Exercise directions:
Copy every line in which the string "with" occurs.

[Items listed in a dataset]

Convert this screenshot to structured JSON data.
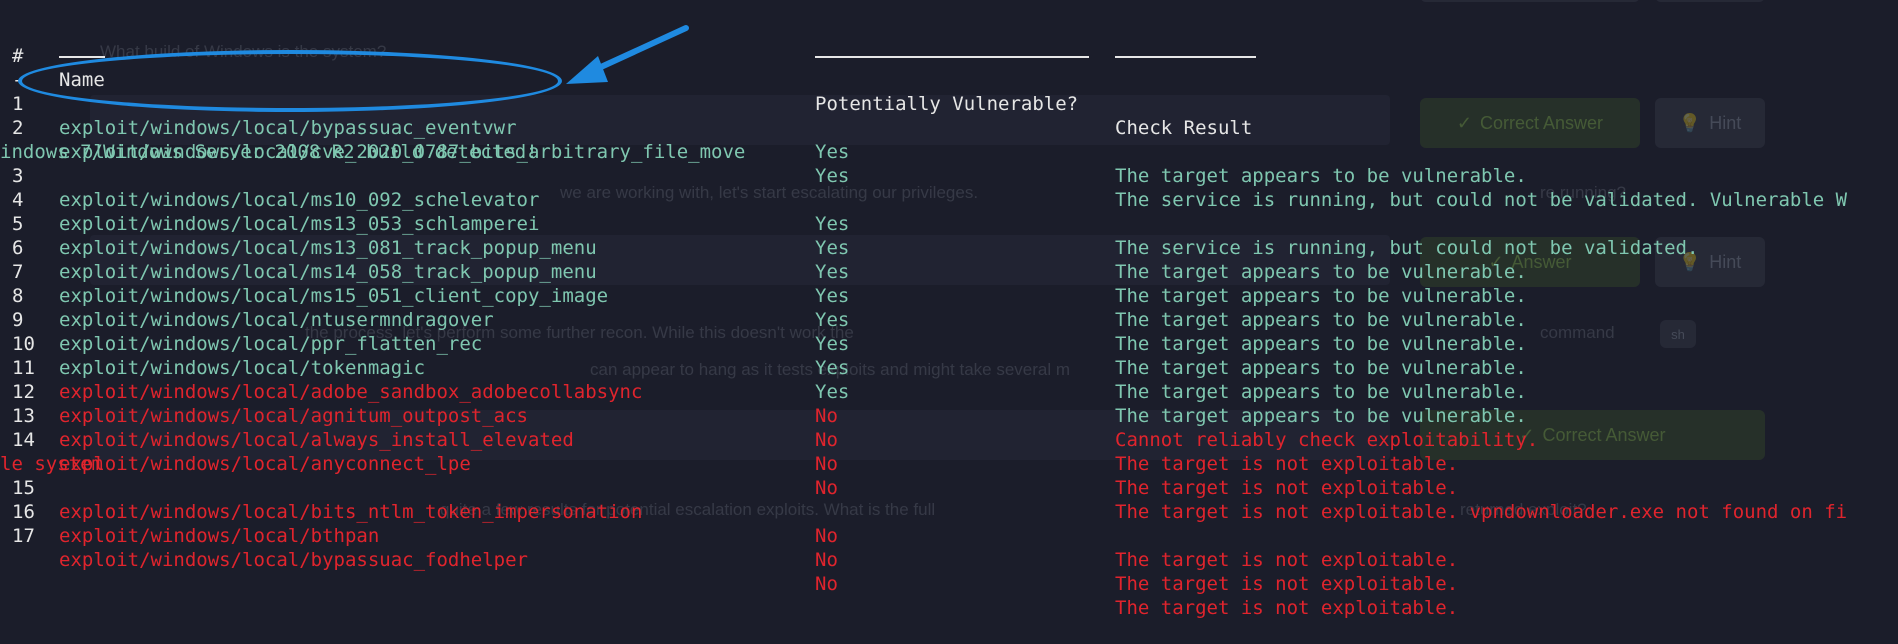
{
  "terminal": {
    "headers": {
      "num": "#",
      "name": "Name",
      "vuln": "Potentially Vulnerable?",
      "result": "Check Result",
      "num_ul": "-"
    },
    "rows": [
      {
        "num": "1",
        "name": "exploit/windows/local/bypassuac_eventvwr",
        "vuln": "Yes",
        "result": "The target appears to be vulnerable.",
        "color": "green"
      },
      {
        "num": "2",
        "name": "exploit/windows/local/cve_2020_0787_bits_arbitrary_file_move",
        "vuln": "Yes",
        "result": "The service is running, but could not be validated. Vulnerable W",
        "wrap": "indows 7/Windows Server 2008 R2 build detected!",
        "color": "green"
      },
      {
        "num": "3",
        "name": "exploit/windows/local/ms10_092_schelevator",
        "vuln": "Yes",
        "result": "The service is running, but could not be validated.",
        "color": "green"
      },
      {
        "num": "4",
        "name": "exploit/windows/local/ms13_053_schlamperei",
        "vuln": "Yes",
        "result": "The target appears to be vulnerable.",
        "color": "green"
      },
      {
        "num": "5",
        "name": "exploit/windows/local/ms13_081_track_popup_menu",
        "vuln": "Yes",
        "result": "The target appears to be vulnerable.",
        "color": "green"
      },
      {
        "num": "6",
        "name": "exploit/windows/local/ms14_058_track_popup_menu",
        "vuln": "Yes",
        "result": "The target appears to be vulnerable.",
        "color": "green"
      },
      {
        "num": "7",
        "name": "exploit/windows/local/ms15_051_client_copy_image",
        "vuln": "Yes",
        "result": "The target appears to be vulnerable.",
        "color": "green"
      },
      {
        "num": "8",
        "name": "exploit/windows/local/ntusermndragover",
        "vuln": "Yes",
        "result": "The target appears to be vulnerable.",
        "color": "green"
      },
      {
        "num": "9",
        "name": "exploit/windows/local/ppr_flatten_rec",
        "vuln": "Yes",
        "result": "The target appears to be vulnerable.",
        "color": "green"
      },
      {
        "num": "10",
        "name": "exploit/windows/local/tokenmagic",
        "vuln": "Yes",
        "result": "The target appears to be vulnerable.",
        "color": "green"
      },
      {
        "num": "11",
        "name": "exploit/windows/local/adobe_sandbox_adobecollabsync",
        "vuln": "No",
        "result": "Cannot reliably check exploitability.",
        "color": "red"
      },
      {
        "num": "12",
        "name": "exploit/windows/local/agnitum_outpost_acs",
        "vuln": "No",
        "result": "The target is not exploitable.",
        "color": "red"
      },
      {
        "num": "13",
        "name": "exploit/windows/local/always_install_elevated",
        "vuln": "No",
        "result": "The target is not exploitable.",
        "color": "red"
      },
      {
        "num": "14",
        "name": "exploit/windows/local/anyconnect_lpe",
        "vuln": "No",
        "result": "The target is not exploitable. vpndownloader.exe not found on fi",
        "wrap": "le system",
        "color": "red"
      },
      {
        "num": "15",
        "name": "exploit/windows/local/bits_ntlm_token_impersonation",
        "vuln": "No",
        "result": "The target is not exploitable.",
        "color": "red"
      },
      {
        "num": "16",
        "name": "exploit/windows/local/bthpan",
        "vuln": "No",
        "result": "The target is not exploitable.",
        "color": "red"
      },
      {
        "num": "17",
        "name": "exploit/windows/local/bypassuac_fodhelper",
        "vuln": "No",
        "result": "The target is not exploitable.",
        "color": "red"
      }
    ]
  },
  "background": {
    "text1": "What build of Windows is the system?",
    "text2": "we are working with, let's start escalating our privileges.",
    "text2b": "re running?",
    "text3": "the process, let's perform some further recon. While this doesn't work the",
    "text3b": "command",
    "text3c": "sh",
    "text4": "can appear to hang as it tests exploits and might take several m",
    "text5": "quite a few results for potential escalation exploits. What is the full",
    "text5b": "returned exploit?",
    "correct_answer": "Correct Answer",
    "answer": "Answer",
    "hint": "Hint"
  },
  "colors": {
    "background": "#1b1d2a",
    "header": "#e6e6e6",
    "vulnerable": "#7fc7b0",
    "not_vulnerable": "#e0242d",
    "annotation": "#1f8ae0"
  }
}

---

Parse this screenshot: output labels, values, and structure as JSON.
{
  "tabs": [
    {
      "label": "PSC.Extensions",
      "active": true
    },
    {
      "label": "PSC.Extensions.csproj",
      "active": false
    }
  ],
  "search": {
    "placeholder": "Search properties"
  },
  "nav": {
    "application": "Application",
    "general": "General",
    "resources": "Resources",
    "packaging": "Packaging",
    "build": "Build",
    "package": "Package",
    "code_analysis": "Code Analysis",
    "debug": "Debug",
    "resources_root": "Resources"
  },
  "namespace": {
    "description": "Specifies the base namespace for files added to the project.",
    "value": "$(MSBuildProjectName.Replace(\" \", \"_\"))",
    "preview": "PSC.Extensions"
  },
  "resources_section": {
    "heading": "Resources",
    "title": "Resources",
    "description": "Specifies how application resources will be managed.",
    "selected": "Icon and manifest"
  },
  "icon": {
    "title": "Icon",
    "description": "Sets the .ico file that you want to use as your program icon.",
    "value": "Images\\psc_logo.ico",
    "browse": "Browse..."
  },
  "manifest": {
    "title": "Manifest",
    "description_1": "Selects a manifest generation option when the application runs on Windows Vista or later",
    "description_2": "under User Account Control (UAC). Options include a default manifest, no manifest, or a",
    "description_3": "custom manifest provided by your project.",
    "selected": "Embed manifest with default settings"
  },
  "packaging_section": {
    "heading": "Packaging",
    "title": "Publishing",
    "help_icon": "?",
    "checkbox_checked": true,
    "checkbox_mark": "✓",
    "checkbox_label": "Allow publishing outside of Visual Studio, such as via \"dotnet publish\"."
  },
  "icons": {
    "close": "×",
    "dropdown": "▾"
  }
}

Exercise solution:
    "text2": "we are working with, let's start escalating our privileges.",
    "selected": "Embed manifest with default settings"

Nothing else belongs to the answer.